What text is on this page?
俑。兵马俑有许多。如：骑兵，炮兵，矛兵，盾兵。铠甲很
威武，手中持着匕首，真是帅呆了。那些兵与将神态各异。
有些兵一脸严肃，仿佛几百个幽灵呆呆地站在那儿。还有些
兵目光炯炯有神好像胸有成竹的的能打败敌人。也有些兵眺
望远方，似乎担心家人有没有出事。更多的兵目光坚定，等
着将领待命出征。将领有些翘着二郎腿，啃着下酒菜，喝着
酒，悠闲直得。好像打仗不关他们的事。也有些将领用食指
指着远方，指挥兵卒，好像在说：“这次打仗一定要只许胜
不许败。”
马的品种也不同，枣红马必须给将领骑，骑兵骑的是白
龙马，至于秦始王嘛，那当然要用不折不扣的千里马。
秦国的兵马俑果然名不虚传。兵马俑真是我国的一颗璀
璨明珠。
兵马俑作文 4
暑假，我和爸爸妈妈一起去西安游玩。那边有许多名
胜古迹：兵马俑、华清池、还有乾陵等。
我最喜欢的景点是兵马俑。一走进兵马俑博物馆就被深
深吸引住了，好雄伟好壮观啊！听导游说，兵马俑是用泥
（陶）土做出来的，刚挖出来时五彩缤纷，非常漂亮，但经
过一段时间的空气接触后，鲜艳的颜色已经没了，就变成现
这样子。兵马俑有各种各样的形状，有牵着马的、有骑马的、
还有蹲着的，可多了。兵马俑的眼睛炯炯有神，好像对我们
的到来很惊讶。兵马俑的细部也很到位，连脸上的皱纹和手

JOB>
Transcribe the whole listing exactly.

TASK OUTPUT>
What text is on this page?
俑。兵马俑有许多。如：骑兵，炮兵，矛兵，盾兵。铠甲很
威武，手中持着匕首，真是帅呆了。那些兵与将神态各异。
有些兵一脸严肃，仿佛几百个幽灵呆呆地站在那儿。还有些
兵目光炯炯有神好像胸有成竹的的能打败敌人。也有些兵眺
望远方，似乎担心家人有没有出事。更多的兵目光坚定，等
着将领待命出征。将领有些翘着二郎腿，啃着下酒菜，喝着
酒，悠闲直得。好像打仗不关他们的事。也有些将领用食指
指着远方，指挥兵卒，好像在说：“这次打仗一定要只许胜
不许败。”
马的品种也不同，枣红马必须给将领骑，骑兵骑的是白
龙马，至于秦始王嘛，那当然要用不折不扣的千里马。
秦国的兵马俑果然名不虚传。兵马俑真是我国的一颗璀
璨明珠。
兵马俑作文 4
暑假，我和爸爸妈妈一起去西安游玩。那边有许多名
胜古迹：兵马俑、华清池、还有乾陵等。
我最喜欢的景点是兵马俑。一走进兵马俑博物馆就被深
深吸引住了，好雄伟好壮观啊！听导游说，兵马俑是用泥
（陶）土做出来的，刚挖出来时五彩缤纷，非常漂亮，但经
过一段时间的空气接触后，鲜艳的颜色已经没了，就变成现
这样子。兵马俑有各种各样的形状，有牵着马的、有骑马的、
还有蹲着的，可多了。兵马俑的眼睛炯炯有神，好像对我们
的到来很惊讶。兵马俑的细部也很到位，连脸上的皱纹和手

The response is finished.